▶ **Written exercise**: Each line that includes "true" counts once; give the total and nothing besides.

....

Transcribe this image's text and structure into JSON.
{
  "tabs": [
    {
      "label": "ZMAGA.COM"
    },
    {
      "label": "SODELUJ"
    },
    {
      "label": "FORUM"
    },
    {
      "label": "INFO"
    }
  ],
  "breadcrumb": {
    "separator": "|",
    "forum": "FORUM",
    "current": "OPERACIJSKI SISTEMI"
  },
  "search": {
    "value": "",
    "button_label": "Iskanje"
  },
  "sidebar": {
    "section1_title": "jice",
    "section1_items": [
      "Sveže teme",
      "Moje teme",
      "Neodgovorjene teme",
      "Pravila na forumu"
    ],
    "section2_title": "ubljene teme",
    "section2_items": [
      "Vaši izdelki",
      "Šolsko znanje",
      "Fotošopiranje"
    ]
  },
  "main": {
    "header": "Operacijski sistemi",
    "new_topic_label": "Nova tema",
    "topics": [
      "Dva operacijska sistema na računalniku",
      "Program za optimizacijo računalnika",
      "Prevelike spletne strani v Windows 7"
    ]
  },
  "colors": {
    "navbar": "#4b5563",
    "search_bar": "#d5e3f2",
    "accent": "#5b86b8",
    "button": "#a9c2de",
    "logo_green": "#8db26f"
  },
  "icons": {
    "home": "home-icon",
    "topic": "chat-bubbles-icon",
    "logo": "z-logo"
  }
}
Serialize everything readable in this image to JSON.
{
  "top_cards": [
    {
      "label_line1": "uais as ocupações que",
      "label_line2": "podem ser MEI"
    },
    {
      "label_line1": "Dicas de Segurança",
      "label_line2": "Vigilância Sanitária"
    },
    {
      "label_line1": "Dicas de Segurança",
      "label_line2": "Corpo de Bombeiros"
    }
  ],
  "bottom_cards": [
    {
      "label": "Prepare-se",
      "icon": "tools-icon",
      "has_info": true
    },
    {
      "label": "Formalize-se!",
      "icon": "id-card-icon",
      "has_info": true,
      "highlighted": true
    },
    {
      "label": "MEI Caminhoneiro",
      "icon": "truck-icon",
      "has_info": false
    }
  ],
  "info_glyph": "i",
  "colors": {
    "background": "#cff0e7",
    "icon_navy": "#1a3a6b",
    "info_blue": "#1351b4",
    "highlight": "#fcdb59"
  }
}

....

▶ **Full response**: 3